• _EXERCISE INSTRUCTIONS_: Echo the lines word for word, beginning with the first line of the records and continuing through the line that contains "logo-text: Demo [1565,34,1669,71]".

-- BEGIN INPUT FOR THIS TASK --

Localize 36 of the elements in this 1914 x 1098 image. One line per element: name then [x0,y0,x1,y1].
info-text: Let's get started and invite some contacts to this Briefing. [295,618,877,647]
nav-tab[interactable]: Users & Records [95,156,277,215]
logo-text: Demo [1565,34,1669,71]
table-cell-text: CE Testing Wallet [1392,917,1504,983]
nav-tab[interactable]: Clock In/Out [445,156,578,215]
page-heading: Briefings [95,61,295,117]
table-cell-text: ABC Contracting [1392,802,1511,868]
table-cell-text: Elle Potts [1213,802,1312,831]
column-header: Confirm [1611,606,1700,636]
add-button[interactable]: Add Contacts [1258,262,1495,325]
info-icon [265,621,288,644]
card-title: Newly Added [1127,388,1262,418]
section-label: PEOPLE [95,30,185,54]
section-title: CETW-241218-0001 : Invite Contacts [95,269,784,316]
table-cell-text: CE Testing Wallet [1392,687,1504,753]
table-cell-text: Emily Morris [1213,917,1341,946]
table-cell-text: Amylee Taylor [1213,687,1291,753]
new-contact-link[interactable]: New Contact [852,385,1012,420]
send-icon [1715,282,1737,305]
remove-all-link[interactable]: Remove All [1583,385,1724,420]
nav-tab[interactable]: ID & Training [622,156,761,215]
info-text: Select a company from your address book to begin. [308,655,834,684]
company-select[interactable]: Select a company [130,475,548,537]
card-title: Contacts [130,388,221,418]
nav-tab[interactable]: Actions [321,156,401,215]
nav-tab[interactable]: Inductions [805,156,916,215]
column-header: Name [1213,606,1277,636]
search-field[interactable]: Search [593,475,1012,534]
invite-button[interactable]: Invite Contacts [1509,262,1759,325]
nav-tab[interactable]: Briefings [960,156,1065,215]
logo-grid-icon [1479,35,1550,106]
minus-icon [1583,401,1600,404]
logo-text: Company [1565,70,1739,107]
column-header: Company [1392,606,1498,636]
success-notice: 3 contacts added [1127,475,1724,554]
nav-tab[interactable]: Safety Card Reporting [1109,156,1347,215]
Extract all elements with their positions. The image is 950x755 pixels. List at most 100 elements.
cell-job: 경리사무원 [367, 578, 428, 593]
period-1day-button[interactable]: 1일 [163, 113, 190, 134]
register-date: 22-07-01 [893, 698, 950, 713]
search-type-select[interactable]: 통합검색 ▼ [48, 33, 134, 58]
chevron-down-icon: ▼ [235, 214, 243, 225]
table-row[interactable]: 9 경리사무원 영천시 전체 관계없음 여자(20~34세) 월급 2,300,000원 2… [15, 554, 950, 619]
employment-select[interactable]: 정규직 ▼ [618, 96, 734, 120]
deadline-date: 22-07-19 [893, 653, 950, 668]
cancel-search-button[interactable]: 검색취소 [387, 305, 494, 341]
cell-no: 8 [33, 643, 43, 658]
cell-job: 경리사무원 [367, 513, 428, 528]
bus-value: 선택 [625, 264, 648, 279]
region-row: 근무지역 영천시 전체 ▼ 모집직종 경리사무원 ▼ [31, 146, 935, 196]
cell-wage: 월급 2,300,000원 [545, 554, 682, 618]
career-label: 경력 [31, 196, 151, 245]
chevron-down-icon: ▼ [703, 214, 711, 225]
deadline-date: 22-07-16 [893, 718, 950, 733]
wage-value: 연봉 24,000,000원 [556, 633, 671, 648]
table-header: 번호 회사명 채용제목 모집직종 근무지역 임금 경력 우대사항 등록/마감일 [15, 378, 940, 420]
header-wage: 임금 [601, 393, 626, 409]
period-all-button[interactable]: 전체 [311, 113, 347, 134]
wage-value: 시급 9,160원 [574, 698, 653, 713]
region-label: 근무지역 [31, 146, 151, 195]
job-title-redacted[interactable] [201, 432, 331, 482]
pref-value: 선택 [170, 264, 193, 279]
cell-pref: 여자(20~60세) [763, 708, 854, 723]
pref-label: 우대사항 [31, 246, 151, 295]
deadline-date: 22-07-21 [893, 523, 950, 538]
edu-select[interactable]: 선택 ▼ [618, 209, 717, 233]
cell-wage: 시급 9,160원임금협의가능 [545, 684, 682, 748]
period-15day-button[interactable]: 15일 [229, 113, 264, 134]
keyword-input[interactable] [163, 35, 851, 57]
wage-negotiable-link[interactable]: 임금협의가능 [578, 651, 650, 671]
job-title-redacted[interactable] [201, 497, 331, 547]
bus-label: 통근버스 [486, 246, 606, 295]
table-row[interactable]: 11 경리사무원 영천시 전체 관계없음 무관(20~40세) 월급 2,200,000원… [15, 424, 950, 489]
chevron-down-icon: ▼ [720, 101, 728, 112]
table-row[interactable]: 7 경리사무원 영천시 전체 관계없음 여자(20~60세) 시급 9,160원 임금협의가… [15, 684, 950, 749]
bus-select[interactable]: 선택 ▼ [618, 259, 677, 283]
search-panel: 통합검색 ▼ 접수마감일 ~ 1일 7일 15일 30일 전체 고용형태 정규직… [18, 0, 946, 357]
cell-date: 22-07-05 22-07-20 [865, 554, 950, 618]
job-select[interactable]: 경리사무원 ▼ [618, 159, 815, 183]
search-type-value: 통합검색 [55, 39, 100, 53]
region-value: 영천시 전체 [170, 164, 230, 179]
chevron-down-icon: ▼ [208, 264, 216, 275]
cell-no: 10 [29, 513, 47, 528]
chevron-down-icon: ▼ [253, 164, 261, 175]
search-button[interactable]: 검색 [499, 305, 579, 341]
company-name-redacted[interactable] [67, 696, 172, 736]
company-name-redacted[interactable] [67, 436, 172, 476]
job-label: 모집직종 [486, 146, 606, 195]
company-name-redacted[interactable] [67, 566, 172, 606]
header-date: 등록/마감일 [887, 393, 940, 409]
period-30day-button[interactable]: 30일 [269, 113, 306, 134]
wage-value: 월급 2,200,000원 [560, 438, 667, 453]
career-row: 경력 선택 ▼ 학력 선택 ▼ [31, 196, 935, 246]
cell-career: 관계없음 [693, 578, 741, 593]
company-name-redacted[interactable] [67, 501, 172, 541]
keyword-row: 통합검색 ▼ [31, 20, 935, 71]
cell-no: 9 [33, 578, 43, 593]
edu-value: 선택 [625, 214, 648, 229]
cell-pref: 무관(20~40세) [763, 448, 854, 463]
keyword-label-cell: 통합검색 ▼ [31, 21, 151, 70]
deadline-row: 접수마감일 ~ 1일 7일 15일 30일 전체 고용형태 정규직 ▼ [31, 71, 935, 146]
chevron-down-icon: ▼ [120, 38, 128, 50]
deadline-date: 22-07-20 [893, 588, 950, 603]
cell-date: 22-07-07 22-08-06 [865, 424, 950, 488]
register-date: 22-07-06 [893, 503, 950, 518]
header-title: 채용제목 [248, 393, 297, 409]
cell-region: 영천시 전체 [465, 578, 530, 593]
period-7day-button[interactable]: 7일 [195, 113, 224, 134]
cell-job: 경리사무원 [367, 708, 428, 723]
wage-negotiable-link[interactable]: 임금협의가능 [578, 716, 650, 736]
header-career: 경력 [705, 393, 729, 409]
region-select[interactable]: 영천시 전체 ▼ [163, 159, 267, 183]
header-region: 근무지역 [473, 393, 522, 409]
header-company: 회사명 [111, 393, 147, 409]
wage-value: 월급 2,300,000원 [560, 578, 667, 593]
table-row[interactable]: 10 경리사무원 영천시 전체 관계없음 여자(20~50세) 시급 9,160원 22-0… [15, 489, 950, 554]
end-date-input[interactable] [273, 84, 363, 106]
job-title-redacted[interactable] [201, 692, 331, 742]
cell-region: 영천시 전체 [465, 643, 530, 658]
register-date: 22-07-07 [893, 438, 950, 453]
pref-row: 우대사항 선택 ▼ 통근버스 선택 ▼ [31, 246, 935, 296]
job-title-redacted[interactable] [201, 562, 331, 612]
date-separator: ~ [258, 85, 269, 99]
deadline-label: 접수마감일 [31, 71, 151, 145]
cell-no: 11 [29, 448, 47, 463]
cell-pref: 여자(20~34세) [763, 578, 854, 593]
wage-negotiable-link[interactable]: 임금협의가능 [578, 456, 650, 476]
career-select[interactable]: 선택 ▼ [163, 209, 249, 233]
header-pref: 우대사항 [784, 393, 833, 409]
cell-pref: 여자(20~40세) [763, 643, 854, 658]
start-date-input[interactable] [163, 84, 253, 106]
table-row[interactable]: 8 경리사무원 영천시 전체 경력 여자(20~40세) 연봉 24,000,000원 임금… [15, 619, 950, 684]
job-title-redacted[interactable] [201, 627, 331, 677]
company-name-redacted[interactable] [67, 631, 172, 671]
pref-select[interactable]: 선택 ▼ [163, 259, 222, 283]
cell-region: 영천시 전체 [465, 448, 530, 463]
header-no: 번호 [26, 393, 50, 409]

-- END INPUT FOR THIS TASK --

• _WRITTEN SOLUTION_:
Localize 36 of the elements in this 1914 x 1098 image. One line per element: name then [x0,y0,x1,y1].
info-text: Let's get started and invite some contacts to this Briefing. [295,618,877,647]
nav-tab[interactable]: Users & Records [95,156,277,215]
logo-text: Demo [1565,34,1669,71]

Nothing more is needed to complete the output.